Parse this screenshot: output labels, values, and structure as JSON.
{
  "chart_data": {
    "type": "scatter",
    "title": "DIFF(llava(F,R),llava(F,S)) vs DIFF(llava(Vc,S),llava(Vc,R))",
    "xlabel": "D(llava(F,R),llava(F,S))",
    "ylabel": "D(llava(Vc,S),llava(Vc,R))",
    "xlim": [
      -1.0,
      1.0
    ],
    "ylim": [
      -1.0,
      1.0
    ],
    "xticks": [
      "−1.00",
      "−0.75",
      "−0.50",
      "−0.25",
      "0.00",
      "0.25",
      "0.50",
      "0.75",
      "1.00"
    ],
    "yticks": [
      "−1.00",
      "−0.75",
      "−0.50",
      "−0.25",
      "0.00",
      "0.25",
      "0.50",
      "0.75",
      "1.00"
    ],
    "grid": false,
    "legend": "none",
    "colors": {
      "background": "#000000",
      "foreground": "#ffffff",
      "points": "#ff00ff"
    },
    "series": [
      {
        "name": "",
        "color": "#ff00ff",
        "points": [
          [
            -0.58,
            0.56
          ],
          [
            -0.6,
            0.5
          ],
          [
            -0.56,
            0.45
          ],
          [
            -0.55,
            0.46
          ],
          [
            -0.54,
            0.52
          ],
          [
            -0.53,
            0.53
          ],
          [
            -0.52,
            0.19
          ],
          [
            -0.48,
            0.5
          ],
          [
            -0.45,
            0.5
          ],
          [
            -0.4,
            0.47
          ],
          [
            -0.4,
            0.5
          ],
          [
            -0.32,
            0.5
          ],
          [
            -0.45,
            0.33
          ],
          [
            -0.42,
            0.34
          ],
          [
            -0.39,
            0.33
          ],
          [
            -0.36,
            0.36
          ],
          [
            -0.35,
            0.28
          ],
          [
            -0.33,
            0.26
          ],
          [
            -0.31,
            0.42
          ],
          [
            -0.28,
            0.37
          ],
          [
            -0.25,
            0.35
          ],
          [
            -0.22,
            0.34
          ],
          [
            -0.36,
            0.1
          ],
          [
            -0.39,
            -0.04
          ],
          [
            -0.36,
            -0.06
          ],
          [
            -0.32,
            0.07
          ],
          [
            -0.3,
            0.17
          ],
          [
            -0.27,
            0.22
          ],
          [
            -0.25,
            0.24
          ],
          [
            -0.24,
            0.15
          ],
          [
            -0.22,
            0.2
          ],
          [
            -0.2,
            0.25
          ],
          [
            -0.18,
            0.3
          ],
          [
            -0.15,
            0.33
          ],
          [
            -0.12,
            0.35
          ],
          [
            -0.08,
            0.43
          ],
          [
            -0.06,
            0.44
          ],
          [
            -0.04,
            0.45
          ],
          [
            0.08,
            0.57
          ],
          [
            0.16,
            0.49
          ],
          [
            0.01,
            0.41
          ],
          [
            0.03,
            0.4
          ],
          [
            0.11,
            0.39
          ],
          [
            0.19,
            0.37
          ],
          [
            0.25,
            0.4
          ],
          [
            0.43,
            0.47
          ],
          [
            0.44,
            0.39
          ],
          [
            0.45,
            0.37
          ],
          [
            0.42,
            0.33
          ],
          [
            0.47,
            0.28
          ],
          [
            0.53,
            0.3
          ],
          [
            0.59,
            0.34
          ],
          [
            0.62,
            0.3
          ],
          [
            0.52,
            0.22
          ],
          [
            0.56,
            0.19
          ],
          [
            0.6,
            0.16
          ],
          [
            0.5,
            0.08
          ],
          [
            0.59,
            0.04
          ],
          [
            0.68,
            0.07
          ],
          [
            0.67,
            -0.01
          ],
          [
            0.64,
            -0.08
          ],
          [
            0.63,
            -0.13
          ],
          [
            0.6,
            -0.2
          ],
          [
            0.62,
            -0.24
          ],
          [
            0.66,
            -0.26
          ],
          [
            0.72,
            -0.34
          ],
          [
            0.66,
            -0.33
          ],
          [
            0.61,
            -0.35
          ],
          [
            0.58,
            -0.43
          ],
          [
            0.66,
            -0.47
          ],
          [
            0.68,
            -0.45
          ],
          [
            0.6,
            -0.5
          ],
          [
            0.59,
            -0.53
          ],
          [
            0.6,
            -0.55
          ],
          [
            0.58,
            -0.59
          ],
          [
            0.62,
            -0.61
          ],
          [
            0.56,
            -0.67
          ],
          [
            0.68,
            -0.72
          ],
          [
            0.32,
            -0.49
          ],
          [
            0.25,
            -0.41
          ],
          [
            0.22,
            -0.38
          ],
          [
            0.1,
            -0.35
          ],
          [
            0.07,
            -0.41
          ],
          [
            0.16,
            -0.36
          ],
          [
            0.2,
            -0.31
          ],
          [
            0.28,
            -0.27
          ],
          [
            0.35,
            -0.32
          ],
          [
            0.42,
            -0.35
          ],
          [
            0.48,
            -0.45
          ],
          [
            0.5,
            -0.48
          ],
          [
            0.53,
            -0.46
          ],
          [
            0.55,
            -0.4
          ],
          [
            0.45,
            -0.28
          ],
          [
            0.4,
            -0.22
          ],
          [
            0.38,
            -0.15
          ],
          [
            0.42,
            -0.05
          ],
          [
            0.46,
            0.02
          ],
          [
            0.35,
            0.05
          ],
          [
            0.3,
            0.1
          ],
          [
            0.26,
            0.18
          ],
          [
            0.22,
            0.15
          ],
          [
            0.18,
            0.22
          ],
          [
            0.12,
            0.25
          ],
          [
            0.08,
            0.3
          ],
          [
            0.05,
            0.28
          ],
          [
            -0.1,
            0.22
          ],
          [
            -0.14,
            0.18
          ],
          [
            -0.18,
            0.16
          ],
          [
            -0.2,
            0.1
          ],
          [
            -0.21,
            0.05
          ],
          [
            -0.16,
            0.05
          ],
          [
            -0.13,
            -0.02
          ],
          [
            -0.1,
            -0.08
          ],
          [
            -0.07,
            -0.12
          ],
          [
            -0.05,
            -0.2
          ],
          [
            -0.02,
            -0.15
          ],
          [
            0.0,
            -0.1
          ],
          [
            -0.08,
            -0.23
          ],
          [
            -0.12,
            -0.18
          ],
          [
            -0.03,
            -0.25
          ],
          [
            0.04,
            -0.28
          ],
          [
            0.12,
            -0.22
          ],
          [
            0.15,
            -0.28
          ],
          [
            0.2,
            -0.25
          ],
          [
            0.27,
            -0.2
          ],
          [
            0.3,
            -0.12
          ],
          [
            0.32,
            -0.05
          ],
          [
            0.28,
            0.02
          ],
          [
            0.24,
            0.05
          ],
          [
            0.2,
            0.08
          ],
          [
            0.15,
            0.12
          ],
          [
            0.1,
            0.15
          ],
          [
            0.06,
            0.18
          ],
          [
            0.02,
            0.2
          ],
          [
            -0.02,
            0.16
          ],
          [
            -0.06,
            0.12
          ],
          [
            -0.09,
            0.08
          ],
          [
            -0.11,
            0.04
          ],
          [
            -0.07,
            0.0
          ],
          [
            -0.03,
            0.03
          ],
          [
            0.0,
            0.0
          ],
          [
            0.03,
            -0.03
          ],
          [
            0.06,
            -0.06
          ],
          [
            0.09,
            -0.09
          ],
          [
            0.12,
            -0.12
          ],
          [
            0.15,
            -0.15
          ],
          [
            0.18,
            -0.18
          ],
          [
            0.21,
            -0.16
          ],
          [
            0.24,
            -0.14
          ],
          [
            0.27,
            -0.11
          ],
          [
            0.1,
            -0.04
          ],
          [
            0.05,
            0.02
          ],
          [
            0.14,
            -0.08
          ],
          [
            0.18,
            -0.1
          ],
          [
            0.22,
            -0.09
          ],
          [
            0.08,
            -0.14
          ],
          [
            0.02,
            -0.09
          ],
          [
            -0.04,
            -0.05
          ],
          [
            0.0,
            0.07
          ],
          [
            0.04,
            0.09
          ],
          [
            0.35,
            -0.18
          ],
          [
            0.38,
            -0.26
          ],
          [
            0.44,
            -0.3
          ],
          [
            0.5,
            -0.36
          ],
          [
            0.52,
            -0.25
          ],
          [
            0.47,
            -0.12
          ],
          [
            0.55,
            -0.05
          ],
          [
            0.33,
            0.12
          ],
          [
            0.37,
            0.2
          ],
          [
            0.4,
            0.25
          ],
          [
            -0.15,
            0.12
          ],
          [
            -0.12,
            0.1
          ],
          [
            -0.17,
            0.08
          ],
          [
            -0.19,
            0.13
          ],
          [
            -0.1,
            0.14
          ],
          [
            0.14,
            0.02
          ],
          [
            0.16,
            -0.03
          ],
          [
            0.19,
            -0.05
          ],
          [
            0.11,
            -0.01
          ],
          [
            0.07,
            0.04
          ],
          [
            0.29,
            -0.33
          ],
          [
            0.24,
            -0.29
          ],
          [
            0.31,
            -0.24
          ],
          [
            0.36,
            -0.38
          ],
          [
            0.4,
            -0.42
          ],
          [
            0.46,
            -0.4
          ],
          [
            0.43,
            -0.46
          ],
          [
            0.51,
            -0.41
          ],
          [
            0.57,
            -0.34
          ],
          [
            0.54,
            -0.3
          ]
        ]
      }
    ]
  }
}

=== DIRECTIONS FOR THIS TASK ===
Find how many lines of the material carry the string "llava". Only the number should be in the answer.

=== FINISHED EXERCISE ===
3